Source records
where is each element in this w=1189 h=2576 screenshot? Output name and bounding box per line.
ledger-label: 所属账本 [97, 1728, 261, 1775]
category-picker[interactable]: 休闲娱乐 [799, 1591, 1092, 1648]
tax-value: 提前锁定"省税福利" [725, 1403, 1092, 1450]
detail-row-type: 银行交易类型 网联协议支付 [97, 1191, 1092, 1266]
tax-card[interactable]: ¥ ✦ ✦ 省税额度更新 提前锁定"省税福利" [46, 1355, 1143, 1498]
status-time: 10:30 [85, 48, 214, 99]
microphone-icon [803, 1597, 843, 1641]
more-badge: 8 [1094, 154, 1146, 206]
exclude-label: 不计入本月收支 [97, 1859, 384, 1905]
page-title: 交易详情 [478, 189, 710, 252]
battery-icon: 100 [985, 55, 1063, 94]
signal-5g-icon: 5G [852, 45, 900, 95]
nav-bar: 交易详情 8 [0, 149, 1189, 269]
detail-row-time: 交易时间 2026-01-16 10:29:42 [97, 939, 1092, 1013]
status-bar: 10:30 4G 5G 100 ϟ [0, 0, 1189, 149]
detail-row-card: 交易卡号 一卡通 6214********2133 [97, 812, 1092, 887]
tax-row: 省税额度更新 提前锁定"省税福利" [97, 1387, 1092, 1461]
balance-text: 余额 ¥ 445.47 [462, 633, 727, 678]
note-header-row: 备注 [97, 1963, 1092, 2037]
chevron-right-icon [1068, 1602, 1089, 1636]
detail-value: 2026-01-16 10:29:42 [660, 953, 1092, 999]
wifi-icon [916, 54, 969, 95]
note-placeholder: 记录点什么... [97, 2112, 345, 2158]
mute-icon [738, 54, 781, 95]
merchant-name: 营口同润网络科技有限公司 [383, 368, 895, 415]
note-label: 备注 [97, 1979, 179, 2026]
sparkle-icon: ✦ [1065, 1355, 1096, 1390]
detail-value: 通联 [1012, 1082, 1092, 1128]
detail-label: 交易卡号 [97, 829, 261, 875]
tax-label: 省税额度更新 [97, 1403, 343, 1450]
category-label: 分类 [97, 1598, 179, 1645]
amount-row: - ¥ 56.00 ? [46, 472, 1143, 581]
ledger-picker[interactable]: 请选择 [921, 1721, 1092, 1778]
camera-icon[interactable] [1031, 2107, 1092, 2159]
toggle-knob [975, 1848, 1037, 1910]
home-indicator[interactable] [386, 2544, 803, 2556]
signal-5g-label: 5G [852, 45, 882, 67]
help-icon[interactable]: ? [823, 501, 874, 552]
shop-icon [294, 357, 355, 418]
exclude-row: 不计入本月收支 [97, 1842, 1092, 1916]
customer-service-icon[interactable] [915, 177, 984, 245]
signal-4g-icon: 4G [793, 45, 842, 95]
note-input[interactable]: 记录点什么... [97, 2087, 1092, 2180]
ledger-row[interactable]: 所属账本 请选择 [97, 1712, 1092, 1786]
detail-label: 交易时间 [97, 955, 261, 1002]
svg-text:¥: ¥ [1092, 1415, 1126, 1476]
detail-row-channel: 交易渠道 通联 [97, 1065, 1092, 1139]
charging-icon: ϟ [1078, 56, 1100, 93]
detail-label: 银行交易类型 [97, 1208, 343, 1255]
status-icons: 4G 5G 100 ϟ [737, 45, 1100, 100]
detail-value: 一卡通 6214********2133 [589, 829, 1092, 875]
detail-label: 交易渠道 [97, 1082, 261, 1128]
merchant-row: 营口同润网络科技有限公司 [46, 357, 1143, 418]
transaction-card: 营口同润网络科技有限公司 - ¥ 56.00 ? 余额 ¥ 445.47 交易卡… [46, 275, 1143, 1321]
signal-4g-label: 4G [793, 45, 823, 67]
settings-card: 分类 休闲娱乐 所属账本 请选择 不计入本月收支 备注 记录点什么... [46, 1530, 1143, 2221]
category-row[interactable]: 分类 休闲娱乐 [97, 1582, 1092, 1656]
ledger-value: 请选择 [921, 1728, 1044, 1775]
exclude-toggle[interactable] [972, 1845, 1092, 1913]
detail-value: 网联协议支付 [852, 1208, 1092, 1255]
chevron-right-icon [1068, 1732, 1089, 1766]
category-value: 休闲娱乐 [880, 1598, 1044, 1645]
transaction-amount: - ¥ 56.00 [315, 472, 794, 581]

AIM OF THE EXERCISE — Reproduce every line of the items above without any changes.

COMPLETED TASK —
where is each element in this w=1189 h=2576 screenshot? Output name and bounding box per line.
ledger-label: 所属账本 [97, 1728, 261, 1775]
category-picker[interactable]: 休闲娱乐 [799, 1591, 1092, 1648]
tax-value: 提前锁定"省税福利" [725, 1403, 1092, 1450]
detail-row-type: 银行交易类型 网联协议支付 [97, 1191, 1092, 1266]
tax-card[interactable]: ¥ ✦ ✦ 省税额度更新 提前锁定"省税福利" [46, 1355, 1143, 1498]
status-time: 10:30 [85, 48, 214, 99]
microphone-icon [803, 1597, 843, 1641]
more-badge: 8 [1094, 154, 1146, 206]
exclude-label: 不计入本月收支 [97, 1859, 384, 1905]
page-title: 交易详情 [478, 189, 710, 252]
battery-icon: 100 [985, 55, 1063, 94]
signal-5g-icon: 5G [852, 45, 900, 95]
nav-bar: 交易详情 8 [0, 149, 1189, 269]
detail-row-time: 交易时间 2026-01-16 10:29:42 [97, 939, 1092, 1013]
status-bar: 10:30 4G 5G 100 ϟ [0, 0, 1189, 149]
detail-row-card: 交易卡号 一卡通 6214********2133 [97, 812, 1092, 887]
tax-row: 省税额度更新 提前锁定"省税福利" [97, 1387, 1092, 1461]
balance-text: 余额 ¥ 445.47 [462, 633, 727, 678]
note-header-row: 备注 [97, 1963, 1092, 2037]
chevron-right-icon [1068, 1602, 1089, 1636]
detail-value: 2026-01-16 10:29:42 [660, 953, 1092, 999]
wifi-icon [916, 54, 969, 95]
note-placeholder: 记录点什么... [97, 2112, 345, 2158]
mute-icon [738, 54, 781, 95]
merchant-name: 营口同润网络科技有限公司 [383, 368, 895, 415]
note-label: 备注 [97, 1979, 179, 2026]
sparkle-icon: ✦ [1065, 1355, 1096, 1390]
detail-value: 通联 [1012, 1082, 1092, 1128]
detail-label: 交易卡号 [97, 829, 261, 875]
tax-label: 省税额度更新 [97, 1403, 343, 1450]
category-label: 分类 [97, 1598, 179, 1645]
amount-row: - ¥ 56.00 ? [46, 472, 1143, 581]
ledger-picker[interactable]: 请选择 [921, 1721, 1092, 1778]
camera-icon[interactable] [1031, 2107, 1092, 2159]
toggle-knob [975, 1848, 1037, 1910]
home-indicator[interactable] [386, 2544, 803, 2556]
signal-5g-label: 5G [852, 45, 882, 67]
help-icon[interactable]: ? [823, 501, 874, 552]
shop-icon [294, 357, 355, 418]
exclude-row: 不计入本月收支 [97, 1842, 1092, 1916]
customer-service-icon[interactable] [915, 177, 984, 245]
signal-4g-icon: 4G [793, 45, 842, 95]
note-input[interactable]: 记录点什么... [97, 2087, 1092, 2180]
ledger-row[interactable]: 所属账本 请选择 [97, 1712, 1092, 1786]
detail-label: 交易时间 [97, 955, 261, 1002]
svg-text:¥: ¥ [1092, 1415, 1126, 1476]
detail-row-channel: 交易渠道 通联 [97, 1065, 1092, 1139]
charging-icon: ϟ [1078, 56, 1100, 93]
detail-label: 银行交易类型 [97, 1208, 343, 1255]
status-icons: 4G 5G 100 ϟ [737, 45, 1100, 100]
detail-value: 一卡通 6214********2133 [589, 829, 1092, 875]
detail-label: 交易渠道 [97, 1082, 261, 1128]
merchant-row: 营口同润网络科技有限公司 [46, 357, 1143, 418]
transaction-card: 营口同润网络科技有限公司 - ¥ 56.00 ? 余额 ¥ 445.47 交易卡… [46, 275, 1143, 1321]
signal-4g-label: 4G [793, 45, 823, 67]
settings-card: 分类 休闲娱乐 所属账本 请选择 不计入本月收支 备注 记录点什么... [46, 1530, 1143, 2221]
category-row[interactable]: 分类 休闲娱乐 [97, 1582, 1092, 1656]
ledger-value: 请选择 [921, 1728, 1044, 1775]
exclude-toggle[interactable] [972, 1845, 1092, 1913]
detail-value: 网联协议支付 [852, 1208, 1092, 1255]
chevron-right-icon [1068, 1732, 1089, 1766]
category-value: 休闲娱乐 [880, 1598, 1044, 1645]
transaction-amount: - ¥ 56.00 [315, 472, 794, 581]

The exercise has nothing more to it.